Selected passage:
Navigating the AI Revolution in Education: A Professor’s Perspective
At a recent workshop at Babson College, I overheard a discussion about AI therapists, sparking a debate about AI’s role in addressing human problems. This conversation encapsulated our collective grappling with AI’s rapid integration into roles we once considered uniquely human. This shift extends beyond therapy; it challenges us to adapt to AI in areas that depend on trust, creativity, and emotional connection. As a writing studies educator, I see these questions unfolding in my own field. When ChatGPT launched on November 30, 2022, it hit higher education like a tidal wave, prompting widespread concern about academic integrity. Professors worldwide scrambled to understand the implications for their classrooms. Reflecting on this period, I’ve recognized a pattern mirroring the five stages of grief: denial, anger, bargaining, depression, and acceptance. Along the way, I’ve adopted strategies that are helping us move forward.

Stage 1: Denial
In the early days, denial was prevalent. Colleagues dismissed ChatGPT as an advanced autocomplete feature, convinced it couldn’t replicate human creativity or critical thought. Many dismissed it, believing it wouldn’t affect their students or assignments. Then, the essays began to arrive, exhibiting impeccable grammar, organized ideas, and a polished voice. This led to cracks in the denial. Despite skepticism, a student demonstrated how ChatGPT flawlessly answered a complex essay prompt. It felt like a magic trick, but the secret had been revealed.
Stage 2: Anger
Once the reality of AI dawned, anger followed. Faculty meetings were filled with frustration over students utilizing AI to bypass the writing process. There was also frustration towards the tech industry for releasing such tools without consulting educators or implementing safeguards. Assignments began to falter under ChatGPT’s capabilities, and the anger intensified. This frustration prompted us to ask the crucial question: How can we design assignments that go beyond what ChatGPT can easily replicate?
Stage 3: Bargaining
In the bargaining stage, we sought ways to control or coexist with this new technology. Departments debated policies: Should we ban ChatGPT? Should we create strict rules? Faculty brainstormed ways of “AI-proofing” assignments. Bargaining also involved figuring out how to use AI constructively. Could it be a brainstorming partner? A research assistant? Some proposed handwritten essays or oral exams. Ultimately, this stage highlighted that the solution wasn’t about banning AI but engaging with it meaningfully.

Required work:
**a.** Judge whether each statement agrees with the essay on AI in education, and answer yes or no for each, quoting the words of the essay that settle it. (i) ChatGPT launched on November 30, 2022. (ii) The bargaining stage led faculty to conclude that AI should be banned. (iii) The discussion overheard at the Babson College workshop concerned AI tutors.
**b.** Proceed with the essay on AI in education, starting from the point where it stops.

Provided information:
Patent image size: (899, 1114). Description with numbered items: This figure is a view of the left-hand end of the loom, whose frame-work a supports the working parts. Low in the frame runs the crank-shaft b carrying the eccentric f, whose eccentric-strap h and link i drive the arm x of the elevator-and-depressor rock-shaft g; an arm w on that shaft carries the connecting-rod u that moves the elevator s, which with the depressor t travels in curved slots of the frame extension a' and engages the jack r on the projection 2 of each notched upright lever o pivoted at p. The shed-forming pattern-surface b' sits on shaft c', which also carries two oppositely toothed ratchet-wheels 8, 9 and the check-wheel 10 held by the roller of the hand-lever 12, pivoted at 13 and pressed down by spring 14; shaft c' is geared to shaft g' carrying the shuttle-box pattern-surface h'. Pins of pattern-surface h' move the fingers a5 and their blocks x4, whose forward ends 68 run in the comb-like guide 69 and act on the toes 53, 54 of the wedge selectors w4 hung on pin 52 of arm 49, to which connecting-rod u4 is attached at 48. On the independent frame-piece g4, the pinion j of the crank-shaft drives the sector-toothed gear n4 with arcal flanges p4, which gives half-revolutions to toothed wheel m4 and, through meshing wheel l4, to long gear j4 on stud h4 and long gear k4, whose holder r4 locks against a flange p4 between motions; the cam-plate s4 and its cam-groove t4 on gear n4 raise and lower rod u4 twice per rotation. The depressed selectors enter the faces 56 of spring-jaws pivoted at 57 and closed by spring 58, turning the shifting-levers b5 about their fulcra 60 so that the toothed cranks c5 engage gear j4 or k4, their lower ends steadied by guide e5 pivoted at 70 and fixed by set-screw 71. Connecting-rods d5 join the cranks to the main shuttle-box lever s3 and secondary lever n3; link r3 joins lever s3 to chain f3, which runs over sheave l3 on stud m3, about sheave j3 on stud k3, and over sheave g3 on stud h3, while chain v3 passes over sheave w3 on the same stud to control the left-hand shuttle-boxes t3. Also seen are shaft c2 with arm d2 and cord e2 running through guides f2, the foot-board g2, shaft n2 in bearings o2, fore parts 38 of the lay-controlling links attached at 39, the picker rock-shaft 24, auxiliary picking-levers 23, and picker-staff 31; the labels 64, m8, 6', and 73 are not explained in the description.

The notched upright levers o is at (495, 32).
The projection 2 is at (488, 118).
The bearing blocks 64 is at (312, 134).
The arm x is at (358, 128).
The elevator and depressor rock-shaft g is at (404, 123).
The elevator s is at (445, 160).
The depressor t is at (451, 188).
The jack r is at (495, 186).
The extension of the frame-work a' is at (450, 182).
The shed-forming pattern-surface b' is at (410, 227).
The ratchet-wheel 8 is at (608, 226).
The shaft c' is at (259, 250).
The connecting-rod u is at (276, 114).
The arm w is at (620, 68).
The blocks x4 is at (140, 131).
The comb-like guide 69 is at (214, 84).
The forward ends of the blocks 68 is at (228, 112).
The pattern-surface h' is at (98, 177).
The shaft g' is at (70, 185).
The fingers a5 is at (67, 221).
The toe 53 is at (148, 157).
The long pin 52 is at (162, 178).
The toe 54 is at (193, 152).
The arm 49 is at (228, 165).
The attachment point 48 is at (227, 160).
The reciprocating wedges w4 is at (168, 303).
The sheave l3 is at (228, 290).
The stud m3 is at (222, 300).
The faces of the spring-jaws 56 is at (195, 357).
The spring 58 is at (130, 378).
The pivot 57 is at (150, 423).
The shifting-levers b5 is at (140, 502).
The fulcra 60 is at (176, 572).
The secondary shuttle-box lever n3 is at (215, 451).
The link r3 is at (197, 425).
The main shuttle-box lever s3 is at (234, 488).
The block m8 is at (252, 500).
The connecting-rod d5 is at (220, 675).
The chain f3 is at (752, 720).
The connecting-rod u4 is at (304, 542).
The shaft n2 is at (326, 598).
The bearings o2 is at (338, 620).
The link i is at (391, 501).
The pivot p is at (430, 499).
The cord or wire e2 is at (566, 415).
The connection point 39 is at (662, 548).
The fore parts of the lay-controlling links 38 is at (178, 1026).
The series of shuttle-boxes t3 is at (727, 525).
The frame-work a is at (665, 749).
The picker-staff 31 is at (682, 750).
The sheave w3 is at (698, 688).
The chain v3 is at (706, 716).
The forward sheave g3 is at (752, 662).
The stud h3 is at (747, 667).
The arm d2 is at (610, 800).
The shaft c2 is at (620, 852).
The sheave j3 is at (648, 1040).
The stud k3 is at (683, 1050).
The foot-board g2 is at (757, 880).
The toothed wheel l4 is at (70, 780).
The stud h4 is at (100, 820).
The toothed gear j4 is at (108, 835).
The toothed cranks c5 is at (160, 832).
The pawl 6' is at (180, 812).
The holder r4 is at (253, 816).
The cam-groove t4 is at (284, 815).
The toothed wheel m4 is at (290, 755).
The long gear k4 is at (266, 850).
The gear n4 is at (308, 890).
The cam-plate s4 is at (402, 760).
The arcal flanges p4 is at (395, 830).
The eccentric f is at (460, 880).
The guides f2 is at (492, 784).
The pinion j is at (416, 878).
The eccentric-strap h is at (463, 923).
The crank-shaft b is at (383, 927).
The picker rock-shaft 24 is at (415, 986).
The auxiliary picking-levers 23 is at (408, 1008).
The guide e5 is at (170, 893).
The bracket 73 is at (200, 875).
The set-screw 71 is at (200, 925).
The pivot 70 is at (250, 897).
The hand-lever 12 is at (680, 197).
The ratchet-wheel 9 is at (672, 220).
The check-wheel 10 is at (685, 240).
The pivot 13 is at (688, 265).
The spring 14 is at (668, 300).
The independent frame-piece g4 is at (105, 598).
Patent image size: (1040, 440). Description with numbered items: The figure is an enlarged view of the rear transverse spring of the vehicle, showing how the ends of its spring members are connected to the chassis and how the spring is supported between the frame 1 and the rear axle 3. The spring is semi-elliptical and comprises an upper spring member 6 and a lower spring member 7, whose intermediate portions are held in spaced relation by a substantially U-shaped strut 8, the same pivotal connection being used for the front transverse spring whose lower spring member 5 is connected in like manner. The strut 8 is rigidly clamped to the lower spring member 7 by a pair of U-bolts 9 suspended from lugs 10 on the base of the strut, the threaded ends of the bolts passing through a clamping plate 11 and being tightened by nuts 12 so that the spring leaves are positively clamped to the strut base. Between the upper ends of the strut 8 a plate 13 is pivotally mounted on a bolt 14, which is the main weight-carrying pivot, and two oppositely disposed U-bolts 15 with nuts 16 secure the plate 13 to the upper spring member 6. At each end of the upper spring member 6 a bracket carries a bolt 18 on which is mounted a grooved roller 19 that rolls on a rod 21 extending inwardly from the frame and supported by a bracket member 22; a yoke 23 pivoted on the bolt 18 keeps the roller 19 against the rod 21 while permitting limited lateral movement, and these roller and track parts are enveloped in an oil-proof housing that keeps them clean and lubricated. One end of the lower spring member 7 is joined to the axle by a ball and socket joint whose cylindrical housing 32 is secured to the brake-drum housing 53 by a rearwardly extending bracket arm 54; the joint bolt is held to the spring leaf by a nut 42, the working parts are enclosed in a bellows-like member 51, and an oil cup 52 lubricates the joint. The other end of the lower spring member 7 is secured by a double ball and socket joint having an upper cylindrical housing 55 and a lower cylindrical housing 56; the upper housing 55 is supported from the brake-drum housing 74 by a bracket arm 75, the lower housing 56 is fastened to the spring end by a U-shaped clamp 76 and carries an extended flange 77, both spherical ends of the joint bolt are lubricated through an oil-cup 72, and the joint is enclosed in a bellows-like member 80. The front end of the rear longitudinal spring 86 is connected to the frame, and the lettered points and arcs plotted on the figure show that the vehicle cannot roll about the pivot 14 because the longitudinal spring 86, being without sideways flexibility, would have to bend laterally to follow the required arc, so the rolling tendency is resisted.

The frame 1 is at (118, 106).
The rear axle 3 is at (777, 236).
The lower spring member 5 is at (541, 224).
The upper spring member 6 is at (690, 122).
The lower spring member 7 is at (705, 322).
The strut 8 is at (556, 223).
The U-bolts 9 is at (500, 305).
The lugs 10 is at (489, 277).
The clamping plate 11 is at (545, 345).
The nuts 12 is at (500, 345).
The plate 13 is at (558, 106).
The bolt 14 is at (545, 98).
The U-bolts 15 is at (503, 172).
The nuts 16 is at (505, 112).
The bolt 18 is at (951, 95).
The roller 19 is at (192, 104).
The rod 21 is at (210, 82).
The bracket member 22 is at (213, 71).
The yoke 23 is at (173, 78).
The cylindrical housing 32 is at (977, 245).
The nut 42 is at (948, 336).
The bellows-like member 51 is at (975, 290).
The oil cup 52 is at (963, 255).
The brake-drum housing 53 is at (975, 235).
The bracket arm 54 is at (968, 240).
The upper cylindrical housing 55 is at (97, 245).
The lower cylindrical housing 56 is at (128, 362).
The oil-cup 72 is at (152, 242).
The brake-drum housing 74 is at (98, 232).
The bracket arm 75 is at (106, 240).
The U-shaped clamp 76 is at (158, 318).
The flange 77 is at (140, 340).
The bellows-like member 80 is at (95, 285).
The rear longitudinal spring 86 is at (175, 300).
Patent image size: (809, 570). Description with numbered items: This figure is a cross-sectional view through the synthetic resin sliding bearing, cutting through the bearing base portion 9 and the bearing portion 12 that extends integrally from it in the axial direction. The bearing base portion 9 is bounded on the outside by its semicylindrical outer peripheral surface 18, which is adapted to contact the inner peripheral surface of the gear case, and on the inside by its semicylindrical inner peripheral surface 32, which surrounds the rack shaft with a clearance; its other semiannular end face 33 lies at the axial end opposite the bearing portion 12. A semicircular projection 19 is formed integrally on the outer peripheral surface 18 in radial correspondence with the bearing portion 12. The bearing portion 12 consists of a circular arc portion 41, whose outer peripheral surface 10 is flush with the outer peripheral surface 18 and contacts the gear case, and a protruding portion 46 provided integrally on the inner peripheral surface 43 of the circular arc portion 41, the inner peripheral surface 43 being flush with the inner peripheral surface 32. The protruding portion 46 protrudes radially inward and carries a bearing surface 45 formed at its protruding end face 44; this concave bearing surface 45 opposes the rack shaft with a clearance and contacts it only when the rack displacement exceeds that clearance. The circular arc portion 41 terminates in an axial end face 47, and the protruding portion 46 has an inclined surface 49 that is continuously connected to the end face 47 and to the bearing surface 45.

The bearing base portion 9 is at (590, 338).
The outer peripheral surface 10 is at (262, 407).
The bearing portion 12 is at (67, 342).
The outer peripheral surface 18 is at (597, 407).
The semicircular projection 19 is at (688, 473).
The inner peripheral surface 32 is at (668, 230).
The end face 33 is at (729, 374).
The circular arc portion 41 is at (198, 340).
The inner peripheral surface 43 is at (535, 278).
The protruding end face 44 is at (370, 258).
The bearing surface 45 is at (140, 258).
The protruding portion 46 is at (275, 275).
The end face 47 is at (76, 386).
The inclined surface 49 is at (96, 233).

Response list:
**a.**
(i) Yes: "When ChatGPT launched on November 30, 2022"
(ii) No: "the solution wasn’t about banning AI but engaging with it meaningfully"
(iii) No: "I overheard a discussion about AI therapists"

**b.**
Stage 4: Depression
This was the most challenging stage. The realization that ChatGPT and similar tools were here to stay felt overwhelming. How do you teach writing when students can outsource their first drafts? This stage wasn’t just about the impact on educators; it was about its impact on student learning. If students were handing over the writing process, what were they learning? Would students lose the ability to grapple with language and meaning, and how would we ensure that linguistic diversity wasn’t flattened by AI? The fear was that the ease of relying on AI was pushing us toward a one-size-fits-all way of thinking, where originality was a casualty of efficiency.
Stage 5: Acceptance
Over two years later, many are adapting. I’ve used ChatGPT to model critical thinking with students, prompting the AI to draft an essay and then critiquing its outputs. This approach initiated rich conversations about bias, creativity and what makes writing “human.” A recent assignment asked students to analyze art co-created with AI. Following their analysis, they read Ted Chiang’s “Why A.I. Isn’t Going to Make Art,” and wrote arguments on AI’s potential as an art creator. Discussions were lively, insightful, and engaged. In a follow-up assignment, when students remixed their writing projects with and without AI, even the fully copied AI outputs enriched learning. Acceptance means asking better questions: How do we teach writing as a process of thinking, and how do we prepare students for a world where AI is a tool, not a threat?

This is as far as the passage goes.